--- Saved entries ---
***
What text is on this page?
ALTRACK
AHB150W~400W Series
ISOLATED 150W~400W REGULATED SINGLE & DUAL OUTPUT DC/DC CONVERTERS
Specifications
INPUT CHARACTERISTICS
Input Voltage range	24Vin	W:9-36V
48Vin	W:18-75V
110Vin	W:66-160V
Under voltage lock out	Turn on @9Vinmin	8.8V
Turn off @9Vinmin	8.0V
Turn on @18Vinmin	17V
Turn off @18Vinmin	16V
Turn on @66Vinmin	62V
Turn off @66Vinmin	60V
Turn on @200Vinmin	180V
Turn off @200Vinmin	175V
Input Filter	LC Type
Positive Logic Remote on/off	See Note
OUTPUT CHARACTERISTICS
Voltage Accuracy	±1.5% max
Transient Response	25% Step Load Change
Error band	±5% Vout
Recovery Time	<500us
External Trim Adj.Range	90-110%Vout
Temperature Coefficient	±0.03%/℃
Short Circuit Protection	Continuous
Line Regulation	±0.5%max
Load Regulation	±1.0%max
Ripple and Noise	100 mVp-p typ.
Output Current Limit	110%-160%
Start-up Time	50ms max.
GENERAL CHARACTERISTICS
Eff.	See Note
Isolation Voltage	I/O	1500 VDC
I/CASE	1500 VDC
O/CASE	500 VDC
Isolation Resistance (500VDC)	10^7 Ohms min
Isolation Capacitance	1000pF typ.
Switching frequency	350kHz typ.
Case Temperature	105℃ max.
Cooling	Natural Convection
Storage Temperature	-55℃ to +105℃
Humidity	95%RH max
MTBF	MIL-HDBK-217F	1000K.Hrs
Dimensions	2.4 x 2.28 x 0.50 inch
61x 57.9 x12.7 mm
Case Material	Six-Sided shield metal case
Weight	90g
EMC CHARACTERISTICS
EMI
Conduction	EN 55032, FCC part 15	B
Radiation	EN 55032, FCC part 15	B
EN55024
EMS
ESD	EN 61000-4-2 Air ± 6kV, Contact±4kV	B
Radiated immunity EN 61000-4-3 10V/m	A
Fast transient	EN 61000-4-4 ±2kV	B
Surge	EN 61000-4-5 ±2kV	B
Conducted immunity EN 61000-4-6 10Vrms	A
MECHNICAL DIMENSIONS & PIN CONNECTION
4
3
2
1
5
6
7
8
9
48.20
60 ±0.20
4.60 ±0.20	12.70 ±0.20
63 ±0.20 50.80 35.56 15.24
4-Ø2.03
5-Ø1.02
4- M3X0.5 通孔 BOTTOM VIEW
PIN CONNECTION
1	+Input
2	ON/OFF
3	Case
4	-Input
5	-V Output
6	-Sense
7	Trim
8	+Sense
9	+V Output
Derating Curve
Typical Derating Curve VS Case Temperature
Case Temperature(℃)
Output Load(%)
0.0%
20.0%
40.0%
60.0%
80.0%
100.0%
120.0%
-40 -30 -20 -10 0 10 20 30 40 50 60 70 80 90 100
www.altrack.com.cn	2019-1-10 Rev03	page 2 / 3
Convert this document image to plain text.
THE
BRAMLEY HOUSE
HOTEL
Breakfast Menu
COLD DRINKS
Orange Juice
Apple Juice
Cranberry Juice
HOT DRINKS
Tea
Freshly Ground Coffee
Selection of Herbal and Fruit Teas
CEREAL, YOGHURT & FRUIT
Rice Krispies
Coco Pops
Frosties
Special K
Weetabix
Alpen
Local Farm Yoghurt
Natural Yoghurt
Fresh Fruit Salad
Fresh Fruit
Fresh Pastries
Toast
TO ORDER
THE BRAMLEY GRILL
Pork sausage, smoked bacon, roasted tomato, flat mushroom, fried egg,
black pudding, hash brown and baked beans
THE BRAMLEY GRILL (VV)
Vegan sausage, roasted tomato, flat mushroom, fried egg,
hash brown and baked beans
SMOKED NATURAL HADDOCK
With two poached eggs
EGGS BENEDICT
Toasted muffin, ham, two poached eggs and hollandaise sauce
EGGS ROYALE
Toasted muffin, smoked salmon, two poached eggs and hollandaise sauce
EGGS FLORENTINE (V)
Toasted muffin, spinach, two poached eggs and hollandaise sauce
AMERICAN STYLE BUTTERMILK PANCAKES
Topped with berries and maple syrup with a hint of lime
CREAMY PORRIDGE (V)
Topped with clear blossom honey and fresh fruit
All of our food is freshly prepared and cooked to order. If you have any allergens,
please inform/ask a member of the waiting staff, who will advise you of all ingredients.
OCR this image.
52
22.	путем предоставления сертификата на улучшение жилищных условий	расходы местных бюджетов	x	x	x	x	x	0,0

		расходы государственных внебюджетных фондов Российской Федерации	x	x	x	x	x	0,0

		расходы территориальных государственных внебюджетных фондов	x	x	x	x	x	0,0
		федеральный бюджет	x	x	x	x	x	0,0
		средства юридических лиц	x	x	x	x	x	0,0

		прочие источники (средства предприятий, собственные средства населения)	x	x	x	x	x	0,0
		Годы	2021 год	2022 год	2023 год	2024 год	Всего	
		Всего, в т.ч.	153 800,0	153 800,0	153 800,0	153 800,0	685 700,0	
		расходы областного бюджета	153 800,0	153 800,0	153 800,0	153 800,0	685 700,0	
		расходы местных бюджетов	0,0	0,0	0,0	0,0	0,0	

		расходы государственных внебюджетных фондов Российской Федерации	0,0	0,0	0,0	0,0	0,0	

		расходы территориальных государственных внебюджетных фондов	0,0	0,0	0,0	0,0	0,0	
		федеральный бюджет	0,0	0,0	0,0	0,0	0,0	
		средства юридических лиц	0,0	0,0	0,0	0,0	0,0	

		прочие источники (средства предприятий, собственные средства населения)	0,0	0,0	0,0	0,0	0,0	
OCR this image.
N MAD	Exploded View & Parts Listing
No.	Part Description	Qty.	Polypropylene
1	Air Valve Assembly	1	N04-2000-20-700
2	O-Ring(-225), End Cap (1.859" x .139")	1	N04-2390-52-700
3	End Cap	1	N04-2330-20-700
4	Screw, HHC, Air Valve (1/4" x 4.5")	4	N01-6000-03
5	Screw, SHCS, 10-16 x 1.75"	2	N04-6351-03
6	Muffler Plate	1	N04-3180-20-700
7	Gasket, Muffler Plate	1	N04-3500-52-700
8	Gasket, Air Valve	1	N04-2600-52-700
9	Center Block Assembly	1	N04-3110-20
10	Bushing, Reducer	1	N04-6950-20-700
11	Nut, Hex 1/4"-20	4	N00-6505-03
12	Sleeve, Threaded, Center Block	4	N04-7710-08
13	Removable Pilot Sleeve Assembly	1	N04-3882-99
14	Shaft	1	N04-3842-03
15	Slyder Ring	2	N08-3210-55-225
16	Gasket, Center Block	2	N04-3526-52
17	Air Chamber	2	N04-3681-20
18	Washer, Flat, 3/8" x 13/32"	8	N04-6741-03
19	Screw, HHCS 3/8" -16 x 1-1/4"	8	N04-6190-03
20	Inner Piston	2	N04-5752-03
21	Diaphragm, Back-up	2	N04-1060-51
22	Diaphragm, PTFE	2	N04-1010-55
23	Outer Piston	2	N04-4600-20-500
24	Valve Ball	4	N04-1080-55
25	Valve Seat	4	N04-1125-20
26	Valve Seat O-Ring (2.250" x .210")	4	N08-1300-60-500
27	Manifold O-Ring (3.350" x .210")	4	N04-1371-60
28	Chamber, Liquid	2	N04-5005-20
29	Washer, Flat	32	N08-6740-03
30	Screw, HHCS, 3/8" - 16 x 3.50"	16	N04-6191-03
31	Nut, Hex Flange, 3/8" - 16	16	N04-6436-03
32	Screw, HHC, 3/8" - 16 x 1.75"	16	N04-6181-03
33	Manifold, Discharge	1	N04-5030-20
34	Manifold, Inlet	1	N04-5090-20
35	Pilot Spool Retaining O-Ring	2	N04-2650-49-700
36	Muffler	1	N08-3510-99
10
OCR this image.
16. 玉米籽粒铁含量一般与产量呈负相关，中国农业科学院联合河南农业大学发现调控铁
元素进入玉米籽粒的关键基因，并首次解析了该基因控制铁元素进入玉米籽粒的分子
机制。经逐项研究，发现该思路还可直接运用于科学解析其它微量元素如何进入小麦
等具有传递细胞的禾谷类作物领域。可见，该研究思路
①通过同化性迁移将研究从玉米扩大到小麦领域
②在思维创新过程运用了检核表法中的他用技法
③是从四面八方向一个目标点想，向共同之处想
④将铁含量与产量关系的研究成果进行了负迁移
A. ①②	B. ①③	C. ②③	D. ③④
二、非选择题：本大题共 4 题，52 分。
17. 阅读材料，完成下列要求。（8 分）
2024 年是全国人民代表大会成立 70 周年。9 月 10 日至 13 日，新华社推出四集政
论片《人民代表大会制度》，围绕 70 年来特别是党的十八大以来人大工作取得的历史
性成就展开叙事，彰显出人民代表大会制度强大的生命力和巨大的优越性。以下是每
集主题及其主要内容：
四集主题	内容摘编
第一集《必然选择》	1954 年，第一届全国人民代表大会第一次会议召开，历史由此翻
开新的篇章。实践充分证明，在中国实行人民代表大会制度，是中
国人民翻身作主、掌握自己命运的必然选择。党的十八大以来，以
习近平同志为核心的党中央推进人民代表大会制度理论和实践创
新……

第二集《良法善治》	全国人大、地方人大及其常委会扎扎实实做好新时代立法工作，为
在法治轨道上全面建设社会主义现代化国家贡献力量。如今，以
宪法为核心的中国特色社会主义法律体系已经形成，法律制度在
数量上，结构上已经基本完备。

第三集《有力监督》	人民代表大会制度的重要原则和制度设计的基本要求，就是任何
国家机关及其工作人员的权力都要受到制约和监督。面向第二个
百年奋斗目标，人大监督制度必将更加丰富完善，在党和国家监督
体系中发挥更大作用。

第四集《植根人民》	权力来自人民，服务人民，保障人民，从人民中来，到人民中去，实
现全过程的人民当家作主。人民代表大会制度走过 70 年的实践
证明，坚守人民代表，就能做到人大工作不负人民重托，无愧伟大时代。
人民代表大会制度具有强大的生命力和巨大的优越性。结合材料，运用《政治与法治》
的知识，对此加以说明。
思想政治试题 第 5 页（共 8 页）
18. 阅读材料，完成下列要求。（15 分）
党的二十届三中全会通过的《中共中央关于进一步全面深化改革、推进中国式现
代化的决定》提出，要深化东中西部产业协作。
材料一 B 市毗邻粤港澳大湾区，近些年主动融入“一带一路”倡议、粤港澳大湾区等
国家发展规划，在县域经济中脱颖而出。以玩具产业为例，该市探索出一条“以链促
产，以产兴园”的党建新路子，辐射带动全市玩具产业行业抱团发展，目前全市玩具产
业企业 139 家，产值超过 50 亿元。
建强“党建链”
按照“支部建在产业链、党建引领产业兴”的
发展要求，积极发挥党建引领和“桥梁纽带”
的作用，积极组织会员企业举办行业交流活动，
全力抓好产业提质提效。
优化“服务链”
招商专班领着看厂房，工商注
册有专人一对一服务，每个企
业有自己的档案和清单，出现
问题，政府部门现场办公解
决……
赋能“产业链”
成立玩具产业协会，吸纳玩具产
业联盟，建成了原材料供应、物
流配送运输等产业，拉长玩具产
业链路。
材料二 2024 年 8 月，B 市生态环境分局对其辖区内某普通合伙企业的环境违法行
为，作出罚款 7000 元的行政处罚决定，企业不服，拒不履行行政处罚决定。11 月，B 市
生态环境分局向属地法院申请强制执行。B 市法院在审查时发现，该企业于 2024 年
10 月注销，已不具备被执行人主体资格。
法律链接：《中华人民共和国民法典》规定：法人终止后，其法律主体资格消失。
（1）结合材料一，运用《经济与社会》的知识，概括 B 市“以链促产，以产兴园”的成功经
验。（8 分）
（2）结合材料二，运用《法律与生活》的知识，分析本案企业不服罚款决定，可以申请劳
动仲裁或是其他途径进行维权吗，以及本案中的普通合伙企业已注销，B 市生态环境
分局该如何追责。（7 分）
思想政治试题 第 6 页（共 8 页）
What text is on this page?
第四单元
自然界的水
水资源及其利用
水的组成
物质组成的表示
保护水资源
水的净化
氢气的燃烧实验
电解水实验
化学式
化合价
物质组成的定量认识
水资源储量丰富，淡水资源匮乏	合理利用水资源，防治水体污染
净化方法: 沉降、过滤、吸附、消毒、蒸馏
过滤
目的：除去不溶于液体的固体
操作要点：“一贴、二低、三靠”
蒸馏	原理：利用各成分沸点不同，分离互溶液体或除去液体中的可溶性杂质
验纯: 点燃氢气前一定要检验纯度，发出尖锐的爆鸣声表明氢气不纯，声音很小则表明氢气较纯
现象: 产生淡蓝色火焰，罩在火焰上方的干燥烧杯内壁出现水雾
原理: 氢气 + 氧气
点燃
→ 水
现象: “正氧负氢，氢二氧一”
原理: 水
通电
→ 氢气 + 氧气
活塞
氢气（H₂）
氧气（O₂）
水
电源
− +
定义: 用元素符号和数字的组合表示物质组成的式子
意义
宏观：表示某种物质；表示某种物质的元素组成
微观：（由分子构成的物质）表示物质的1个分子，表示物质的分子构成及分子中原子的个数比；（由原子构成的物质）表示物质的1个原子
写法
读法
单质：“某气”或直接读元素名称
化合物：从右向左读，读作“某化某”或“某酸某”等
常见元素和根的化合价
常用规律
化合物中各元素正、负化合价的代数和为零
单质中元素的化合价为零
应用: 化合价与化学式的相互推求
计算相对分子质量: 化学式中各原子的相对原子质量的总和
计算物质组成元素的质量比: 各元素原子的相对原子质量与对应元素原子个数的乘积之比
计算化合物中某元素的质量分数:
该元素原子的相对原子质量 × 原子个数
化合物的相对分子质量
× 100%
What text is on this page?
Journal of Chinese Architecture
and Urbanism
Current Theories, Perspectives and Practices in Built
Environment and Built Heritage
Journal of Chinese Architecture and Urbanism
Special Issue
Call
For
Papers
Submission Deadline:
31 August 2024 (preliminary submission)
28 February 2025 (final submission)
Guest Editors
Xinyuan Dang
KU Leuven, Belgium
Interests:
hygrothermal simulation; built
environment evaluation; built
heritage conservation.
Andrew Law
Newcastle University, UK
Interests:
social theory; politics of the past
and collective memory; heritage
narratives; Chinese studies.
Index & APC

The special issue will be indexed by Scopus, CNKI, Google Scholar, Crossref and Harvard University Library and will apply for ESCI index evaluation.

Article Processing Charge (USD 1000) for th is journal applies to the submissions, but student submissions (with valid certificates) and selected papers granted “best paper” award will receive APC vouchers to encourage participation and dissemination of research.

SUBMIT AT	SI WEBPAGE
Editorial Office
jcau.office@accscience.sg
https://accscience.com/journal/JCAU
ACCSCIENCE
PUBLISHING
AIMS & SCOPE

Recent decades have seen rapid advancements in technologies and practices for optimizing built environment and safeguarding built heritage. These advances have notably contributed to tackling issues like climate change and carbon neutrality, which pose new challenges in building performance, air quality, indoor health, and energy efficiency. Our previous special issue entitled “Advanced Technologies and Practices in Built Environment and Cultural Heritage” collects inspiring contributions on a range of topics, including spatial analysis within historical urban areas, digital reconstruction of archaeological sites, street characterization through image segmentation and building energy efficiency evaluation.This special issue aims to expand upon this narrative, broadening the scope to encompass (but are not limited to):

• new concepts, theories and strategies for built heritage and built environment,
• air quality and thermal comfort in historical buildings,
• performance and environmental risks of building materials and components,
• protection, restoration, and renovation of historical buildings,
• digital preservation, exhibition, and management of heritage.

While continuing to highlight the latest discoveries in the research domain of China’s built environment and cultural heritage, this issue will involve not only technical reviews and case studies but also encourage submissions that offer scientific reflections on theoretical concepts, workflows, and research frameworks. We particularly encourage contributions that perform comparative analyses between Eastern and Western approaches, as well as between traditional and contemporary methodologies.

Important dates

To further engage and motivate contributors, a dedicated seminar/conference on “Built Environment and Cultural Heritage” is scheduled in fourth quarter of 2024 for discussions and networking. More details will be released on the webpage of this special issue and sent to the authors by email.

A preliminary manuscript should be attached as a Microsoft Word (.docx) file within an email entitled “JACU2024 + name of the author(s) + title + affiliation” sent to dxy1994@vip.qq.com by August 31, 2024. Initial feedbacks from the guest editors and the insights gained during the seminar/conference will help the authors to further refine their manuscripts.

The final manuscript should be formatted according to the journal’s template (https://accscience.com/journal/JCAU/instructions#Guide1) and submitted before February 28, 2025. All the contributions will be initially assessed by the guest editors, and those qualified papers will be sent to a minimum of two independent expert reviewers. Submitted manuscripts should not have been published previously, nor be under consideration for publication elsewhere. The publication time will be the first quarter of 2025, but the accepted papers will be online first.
***
Reproduce every line from the entries that holds the word "Curve".

--- Completed task ---
Derating Curve
Typical Derating Curve VS Case Temperature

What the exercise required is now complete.